Four appearances, no goals, no assists, and an average rating of 6.80 tell a story of peripheral involvement rather than central contribution. Balbo has not been a problem for Fiorentina this season; he has not yet been a solution either. At a club sitting eight points above the relegation zone with three matches remaining, the distinction matters.

Vanoli's Fiorentina have drawn 13 times in 35 matches — more than a third of their games ending level — and scored only 38 goals. That combination of defensive leakage and attacking restraint is the arithmetic of a side that has ground out survival rather than built toward anything. Forty-nine goals conceded in 35 matches is not a backline that has held firm; it is one that has been tested repeatedly and found wanting often enough to keep the table uncomfortable.

David De Gea, still performing at 35, has been one of the few consistent presences between the posts. His reported attachment to the club — with any departure contingent on a return to Manchester United specifically — underlines a loyalty that Fiorentina will need to lean on as the season closes.
◆ ◆ ◆ ◆
## [WORK ITEM]
According to the passage on Fiorentina, how many goals has the team conceded in 35 matches?

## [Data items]
◆ ◆ ◆ ◆
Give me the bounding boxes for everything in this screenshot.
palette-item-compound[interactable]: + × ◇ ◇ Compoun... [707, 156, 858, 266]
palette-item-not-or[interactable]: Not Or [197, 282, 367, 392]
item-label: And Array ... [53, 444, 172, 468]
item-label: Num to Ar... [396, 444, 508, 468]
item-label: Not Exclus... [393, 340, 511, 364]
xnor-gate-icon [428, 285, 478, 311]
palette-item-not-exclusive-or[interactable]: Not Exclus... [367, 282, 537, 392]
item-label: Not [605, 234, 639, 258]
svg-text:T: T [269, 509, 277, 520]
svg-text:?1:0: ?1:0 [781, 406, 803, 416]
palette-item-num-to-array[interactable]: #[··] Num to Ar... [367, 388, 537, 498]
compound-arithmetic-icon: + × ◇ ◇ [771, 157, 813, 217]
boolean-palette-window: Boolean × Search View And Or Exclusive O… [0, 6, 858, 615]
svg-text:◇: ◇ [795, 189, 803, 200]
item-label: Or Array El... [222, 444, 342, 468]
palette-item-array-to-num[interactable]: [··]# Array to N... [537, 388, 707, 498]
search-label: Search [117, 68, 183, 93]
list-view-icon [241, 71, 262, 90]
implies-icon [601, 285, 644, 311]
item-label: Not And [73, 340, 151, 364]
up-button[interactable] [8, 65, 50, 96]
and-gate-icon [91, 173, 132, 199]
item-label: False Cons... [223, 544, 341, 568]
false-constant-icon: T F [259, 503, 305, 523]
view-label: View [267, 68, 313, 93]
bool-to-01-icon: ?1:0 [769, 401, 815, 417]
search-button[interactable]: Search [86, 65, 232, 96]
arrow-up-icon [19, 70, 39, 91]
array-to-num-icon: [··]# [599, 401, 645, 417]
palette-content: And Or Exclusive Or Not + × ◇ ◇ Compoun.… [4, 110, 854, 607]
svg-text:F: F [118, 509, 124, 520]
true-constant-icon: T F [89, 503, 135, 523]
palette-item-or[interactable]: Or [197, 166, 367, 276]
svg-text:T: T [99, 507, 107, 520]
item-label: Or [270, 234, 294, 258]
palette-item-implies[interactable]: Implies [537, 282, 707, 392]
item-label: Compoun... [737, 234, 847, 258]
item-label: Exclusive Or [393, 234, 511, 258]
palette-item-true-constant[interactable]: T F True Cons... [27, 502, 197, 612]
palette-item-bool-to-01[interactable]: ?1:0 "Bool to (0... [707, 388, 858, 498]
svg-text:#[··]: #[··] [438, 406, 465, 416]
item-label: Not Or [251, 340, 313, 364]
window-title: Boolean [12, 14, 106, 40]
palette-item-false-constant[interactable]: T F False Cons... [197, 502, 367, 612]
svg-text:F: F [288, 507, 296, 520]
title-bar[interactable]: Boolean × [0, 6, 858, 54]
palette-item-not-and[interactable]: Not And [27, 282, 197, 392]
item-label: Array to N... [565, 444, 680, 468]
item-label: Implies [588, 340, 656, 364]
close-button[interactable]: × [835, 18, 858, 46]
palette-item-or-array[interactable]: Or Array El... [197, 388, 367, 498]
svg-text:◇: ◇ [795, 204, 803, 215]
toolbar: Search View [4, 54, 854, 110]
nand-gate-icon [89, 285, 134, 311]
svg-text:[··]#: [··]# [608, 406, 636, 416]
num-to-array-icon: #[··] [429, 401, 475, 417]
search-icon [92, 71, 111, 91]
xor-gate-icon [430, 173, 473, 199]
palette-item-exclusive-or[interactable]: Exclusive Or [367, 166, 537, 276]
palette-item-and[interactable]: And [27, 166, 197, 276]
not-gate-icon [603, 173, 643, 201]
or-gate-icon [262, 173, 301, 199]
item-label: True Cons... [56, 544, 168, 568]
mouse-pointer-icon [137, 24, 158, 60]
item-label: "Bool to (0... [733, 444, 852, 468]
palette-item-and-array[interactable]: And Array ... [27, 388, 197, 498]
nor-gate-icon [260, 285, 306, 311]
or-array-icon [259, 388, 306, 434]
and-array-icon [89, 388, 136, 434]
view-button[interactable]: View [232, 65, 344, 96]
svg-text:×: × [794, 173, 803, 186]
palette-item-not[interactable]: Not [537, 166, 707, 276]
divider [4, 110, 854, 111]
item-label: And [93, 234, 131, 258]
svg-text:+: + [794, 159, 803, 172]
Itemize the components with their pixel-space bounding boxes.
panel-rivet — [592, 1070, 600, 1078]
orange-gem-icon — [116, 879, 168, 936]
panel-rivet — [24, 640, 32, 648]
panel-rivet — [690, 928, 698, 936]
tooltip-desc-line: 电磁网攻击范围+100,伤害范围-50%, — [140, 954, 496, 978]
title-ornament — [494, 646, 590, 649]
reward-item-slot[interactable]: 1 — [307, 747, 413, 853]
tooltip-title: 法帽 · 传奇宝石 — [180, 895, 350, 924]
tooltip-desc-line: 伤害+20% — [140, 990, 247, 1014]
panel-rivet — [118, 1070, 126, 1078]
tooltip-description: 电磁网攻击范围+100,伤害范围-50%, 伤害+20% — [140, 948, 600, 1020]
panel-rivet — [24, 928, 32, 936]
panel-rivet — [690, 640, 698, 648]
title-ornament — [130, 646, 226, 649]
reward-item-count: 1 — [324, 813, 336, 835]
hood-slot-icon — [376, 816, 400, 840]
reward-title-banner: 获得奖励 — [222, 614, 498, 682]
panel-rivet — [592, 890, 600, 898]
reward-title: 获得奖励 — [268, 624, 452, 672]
◆ ◆ ◆ ◆
## [THE ANSWER]
Forty-nine goals.